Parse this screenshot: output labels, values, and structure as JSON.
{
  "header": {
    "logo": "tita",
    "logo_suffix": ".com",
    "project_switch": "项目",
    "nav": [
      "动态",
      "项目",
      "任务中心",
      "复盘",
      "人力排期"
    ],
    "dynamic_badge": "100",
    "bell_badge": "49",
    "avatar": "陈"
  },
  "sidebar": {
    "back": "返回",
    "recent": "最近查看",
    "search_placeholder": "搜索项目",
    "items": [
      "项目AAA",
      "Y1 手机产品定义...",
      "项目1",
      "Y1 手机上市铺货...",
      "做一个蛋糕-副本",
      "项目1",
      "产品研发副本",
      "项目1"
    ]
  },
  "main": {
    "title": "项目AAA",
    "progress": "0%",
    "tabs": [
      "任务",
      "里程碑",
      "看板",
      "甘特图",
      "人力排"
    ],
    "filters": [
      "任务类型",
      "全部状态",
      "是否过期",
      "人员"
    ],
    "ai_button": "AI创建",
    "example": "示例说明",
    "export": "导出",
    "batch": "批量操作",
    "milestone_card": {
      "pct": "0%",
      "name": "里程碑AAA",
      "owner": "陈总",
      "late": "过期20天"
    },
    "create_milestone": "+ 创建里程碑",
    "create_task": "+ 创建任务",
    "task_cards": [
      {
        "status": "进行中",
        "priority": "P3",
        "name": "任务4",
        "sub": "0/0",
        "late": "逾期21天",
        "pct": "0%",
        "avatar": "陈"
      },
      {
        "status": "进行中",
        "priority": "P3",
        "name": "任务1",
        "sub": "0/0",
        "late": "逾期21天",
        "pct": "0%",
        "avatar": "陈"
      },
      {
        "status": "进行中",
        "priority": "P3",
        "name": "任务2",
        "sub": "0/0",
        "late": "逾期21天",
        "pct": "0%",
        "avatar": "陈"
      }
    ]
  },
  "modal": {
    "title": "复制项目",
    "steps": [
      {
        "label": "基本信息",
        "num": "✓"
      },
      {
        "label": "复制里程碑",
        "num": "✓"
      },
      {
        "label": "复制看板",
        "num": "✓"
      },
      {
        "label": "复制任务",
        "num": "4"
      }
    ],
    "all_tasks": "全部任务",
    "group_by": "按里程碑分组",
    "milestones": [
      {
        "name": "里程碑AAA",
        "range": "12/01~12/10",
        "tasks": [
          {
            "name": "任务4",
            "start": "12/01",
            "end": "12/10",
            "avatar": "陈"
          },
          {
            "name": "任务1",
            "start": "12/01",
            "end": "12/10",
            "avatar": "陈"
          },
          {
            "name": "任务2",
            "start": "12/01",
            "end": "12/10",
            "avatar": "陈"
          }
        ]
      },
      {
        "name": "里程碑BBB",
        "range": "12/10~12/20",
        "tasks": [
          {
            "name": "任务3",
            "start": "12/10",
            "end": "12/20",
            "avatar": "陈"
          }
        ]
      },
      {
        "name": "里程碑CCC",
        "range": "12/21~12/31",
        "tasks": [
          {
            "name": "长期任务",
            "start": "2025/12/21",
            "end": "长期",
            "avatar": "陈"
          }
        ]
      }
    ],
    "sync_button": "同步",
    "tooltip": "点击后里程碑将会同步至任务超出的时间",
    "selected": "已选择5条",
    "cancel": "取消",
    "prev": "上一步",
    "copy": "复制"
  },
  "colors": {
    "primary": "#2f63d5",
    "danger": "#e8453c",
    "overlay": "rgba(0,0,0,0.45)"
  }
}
○ ○ ○ ○
→ WHAT YOU NEED TO DO
Extract the entries above verbatim.

→ THE RESULT
Parse this screenshot: output labels, values, and structure as JSON.
{
  "header": {
    "logo": "tita",
    "logo_suffix": ".com",
    "project_switch": "项目",
    "nav": [
      "动态",
      "项目",
      "任务中心",
      "复盘",
      "人力排期"
    ],
    "dynamic_badge": "100",
    "bell_badge": "49",
    "avatar": "陈"
  },
  "sidebar": {
    "back": "返回",
    "recent": "最近查看",
    "search_placeholder": "搜索项目",
    "items": [
      "项目AAA",
      "Y1 手机产品定义...",
      "项目1",
      "Y1 手机上市铺货...",
      "做一个蛋糕-副本",
      "项目1",
      "产品研发副本",
      "项目1"
    ]
  },
  "main": {
    "title": "项目AAA",
    "progress": "0%",
    "tabs": [
      "任务",
      "里程碑",
      "看板",
      "甘特图",
      "人力排"
    ],
    "filters": [
      "任务类型",
      "全部状态",
      "是否过期",
      "人员"
    ],
    "ai_button": "AI创建",
    "example": "示例说明",
    "export": "导出",
    "batch": "批量操作",
    "milestone_card": {
      "pct": "0%",
      "name": "里程碑AAA",
      "owner": "陈总",
      "late": "过期20天"
    },
    "create_milestone": "+ 创建里程碑",
    "create_task": "+ 创建任务",
    "task_cards": [
      {
        "status": "进行中",
        "priority": "P3",
        "name": "任务4",
        "sub": "0/0",
        "late": "逾期21天",
        "pct": "0%",
        "avatar": "陈"
      },
      {
        "status": "进行中",
        "priority": "P3",
        "name": "任务1",
        "sub": "0/0",
        "late": "逾期21天",
        "pct": "0%",
        "avatar": "陈"
      },
      {
        "status": "进行中",
        "priority": "P3",
        "name": "任务2",
        "sub": "0/0",
        "late": "逾期21天",
        "pct": "0%",
        "avatar": "陈"
      }
    ]
  },
  "modal": {
    "title": "复制项目",
    "steps": [
      {
        "label": "基本信息",
        "num": "✓"
      },
      {
        "label": "复制里程碑",
        "num": "✓"
      },
      {
        "label": "复制看板",
        "num": "✓"
      },
      {
        "label": "复制任务",
        "num": "4"
      }
    ],
    "all_tasks": "全部任务",
    "group_by": "按里程碑分组",
    "milestones": [
      {
        "name": "里程碑AAA",
        "range": "12/01~12/10",
        "tasks": [
          {
            "name": "任务4",
            "start": "12/01",
            "end": "12/10",
            "avatar": "陈"
          },
          {
            "name": "任务1",
            "start": "12/01",
            "end": "12/10",
            "avatar": "陈"
          },
          {
            "name": "任务2",
            "start": "12/01",
            "end": "12/10",
            "avatar": "陈"
          }
        ]
      },
      {
        "name": "里程碑BBB",
        "range": "12/10~12/20",
        "tasks": [
          {
            "name": "任务3",
            "start": "12/10",
            "end": "12/20",
            "avatar": "陈"
          }
        ]
      },
      {
        "name": "里程碑CCC",
        "range": "12/21~12/31",
        "tasks": [
          {
            "name": "长期任务",
            "start": "2025/12/21",
            "end": "长期",
            "avatar": "陈"
          }
        ]
      }
    ],
    "sync_button": "同步",
    "tooltip": "点击后里程碑将会同步至任务超出的时间",
    "selected": "已选择5条",
    "cancel": "取消",
    "prev": "上一步",
    "copy": "复制"
  },
  "colors": {
    "primary": "#2f63d5",
    "danger": "#e8453c",
    "overlay": "rgba(0,0,0,0.45)"
  }
}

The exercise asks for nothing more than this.